Your task »
Look below for the line with "What does this", and from there restate every line word for word until the entries end.

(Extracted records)

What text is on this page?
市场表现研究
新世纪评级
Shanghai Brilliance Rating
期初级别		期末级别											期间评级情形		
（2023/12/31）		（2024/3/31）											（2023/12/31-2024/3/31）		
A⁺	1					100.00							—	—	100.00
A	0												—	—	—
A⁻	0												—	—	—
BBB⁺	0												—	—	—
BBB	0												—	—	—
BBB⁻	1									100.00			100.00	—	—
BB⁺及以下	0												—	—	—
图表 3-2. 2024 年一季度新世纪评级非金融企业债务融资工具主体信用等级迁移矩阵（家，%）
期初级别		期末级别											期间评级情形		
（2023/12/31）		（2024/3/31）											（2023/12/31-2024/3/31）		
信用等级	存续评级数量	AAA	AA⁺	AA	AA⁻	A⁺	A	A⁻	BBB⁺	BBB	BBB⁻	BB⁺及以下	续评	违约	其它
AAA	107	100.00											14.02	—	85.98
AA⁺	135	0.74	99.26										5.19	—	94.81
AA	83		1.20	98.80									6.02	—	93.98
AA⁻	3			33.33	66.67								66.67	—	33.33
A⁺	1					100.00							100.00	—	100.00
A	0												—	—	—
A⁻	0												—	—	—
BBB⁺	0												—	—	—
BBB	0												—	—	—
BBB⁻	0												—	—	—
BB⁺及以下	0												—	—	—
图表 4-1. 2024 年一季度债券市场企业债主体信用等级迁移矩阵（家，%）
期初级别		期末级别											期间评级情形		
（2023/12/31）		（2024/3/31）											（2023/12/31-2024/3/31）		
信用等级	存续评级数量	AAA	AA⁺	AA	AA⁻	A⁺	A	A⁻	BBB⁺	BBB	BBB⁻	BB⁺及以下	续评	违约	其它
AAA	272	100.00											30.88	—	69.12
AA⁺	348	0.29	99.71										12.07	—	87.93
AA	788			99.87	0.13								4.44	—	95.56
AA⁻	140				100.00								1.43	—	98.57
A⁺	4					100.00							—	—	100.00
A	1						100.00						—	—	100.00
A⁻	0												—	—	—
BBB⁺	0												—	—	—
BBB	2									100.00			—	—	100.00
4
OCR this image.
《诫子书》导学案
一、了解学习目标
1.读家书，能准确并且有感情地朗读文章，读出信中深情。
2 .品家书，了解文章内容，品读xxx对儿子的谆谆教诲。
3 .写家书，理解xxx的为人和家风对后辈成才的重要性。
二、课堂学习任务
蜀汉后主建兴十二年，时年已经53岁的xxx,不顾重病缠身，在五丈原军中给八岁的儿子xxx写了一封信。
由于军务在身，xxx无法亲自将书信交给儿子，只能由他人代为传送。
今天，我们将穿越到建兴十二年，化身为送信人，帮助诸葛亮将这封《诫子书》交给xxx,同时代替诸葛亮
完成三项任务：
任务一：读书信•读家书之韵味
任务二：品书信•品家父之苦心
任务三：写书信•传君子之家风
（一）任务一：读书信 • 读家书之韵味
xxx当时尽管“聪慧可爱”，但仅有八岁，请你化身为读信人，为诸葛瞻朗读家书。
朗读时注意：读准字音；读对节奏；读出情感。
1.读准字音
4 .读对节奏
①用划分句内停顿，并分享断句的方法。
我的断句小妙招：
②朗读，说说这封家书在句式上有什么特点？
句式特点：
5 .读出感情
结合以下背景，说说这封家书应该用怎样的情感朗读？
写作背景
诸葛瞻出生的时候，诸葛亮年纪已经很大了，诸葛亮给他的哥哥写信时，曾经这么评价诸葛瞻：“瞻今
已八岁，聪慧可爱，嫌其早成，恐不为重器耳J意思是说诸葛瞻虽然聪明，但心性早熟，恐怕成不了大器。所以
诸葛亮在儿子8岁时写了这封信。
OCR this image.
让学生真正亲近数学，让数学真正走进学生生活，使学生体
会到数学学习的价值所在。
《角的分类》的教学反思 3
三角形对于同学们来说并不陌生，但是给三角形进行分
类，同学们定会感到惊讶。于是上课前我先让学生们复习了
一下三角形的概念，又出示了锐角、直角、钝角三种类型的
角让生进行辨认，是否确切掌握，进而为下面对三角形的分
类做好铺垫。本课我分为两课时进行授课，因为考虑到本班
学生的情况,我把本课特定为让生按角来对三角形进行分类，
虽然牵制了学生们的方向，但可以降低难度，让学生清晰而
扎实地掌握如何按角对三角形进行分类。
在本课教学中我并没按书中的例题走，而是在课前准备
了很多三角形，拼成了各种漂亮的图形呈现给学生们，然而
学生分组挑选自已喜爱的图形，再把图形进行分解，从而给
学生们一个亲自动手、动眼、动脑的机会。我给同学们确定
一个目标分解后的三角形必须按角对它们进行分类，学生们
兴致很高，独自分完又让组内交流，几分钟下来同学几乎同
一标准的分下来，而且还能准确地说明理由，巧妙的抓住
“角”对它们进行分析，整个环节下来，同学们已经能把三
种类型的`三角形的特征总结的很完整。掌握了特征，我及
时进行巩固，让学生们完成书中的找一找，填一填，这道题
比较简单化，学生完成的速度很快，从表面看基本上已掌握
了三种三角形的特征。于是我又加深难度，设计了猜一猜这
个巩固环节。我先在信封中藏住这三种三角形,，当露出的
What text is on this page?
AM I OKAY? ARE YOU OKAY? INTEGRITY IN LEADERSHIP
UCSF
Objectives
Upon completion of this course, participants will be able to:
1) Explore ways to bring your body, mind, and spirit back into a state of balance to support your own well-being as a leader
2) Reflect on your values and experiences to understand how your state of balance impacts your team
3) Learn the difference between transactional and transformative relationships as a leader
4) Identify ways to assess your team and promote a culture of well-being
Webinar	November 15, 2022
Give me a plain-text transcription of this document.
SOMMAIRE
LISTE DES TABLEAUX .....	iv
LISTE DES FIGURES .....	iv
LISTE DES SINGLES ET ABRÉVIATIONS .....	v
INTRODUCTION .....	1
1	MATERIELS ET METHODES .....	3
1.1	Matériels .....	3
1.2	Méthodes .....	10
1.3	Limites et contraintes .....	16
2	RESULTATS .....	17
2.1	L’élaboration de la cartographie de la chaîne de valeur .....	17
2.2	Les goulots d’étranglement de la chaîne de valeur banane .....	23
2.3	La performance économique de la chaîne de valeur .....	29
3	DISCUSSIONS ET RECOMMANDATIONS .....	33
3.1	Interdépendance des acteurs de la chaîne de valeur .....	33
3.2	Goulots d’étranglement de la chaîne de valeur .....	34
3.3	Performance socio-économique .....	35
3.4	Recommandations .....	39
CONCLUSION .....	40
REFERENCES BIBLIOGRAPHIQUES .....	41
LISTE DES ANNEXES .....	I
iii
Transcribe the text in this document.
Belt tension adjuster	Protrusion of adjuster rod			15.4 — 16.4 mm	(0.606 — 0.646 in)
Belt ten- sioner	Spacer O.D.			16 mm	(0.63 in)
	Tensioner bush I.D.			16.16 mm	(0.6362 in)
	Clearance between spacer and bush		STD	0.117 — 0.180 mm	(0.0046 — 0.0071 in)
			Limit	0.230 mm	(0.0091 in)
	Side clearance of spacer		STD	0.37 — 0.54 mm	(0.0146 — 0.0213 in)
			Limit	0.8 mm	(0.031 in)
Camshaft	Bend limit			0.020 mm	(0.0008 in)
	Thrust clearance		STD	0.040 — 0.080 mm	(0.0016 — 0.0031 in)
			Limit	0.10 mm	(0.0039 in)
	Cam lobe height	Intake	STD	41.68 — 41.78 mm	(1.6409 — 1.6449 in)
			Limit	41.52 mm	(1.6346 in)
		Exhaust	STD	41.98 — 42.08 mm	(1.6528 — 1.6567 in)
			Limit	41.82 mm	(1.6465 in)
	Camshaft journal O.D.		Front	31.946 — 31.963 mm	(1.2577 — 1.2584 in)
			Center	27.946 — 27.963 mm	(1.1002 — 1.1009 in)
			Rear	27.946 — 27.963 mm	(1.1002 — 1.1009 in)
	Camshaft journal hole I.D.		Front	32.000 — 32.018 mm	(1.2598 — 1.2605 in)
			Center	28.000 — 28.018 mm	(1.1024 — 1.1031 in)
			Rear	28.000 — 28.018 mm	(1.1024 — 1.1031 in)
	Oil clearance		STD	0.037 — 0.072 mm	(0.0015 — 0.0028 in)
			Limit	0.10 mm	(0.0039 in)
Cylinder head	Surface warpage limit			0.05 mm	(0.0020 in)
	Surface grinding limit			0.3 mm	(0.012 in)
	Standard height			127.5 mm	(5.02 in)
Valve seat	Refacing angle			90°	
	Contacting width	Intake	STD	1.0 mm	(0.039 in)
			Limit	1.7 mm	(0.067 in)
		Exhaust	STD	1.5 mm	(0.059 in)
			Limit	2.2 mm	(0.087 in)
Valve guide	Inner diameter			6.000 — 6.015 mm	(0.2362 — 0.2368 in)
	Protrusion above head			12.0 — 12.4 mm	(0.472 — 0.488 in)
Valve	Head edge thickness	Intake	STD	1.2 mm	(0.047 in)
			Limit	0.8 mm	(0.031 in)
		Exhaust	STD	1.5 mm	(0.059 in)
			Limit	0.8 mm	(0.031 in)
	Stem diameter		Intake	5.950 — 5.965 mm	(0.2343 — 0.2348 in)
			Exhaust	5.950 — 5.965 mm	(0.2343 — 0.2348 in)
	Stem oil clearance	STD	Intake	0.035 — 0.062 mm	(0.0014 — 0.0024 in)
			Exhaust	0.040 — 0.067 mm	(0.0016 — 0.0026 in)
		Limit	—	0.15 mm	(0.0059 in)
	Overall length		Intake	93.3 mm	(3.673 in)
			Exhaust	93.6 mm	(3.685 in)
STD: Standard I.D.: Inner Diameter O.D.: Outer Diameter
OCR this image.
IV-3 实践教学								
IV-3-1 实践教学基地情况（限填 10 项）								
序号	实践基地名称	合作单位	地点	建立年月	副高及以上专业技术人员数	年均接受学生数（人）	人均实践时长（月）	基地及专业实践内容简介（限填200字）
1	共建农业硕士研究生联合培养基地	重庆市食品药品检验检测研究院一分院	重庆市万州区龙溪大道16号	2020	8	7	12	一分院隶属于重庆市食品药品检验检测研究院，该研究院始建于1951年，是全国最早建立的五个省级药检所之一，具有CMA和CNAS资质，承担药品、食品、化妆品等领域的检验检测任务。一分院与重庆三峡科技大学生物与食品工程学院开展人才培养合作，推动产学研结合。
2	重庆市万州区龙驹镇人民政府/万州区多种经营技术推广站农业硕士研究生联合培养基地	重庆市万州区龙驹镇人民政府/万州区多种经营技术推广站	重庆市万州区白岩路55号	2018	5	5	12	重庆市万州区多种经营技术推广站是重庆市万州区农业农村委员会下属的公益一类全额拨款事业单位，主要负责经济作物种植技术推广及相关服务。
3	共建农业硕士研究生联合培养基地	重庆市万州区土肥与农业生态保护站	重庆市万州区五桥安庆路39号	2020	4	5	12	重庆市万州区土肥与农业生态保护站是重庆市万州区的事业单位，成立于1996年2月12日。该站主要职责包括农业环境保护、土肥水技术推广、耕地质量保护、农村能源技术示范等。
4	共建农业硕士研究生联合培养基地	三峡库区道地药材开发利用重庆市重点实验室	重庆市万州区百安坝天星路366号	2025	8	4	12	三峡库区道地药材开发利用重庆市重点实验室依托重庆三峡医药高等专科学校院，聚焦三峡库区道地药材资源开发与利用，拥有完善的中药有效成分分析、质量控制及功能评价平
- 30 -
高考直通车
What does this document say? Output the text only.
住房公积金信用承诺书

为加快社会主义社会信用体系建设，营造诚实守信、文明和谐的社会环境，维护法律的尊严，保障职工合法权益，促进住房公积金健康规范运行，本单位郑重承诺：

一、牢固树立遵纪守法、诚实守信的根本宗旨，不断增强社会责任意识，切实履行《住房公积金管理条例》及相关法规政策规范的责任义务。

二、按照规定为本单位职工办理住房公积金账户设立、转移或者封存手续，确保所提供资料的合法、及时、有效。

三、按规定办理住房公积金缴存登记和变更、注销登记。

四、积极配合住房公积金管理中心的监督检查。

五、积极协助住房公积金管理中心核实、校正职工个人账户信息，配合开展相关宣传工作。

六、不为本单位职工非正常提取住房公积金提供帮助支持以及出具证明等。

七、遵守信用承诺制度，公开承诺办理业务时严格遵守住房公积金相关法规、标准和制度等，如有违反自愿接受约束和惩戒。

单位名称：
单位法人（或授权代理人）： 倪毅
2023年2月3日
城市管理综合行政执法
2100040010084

Correct output »
What does this document say? Output the text only.
住房公积金信用承诺书

为加快社会主义社会信用体系建设，营造诚实守信、文明和谐的社会环境，维护法律的尊严，保障职工合法权益，促进住房公积金健康规范运行，本单位郑重承诺：

一、牢固树立遵纪守法、诚实守信的根本宗旨，不断增强社会责任意识，切实履行《住房公积金管理条例》及相关法规政策规范的责任义务。

二、按照规定为本单位职工办理住房公积金账户设立、转移或者封存手续，确保所提供资料的合法、及时、有效。

三、按规定办理住房公积金缴存登记和变更、注销登记。

四、积极配合住房公积金管理中心的监督检查。

五、积极协助住房公积金管理中心核实、校正职工个人账户信息，配合开展相关宣传工作。

六、不为本单位职工非正常提取住房公积金提供帮助支持以及出具证明等。

七、遵守信用承诺制度，公开承诺办理业务时严格遵守住房公积金相关法规、标准和制度等，如有违反自愿接受约束和惩戒。

单位名称：
单位法人（或授权代理人）： 倪毅
2023年2月3日
城市管理综合行政执法
2100040010084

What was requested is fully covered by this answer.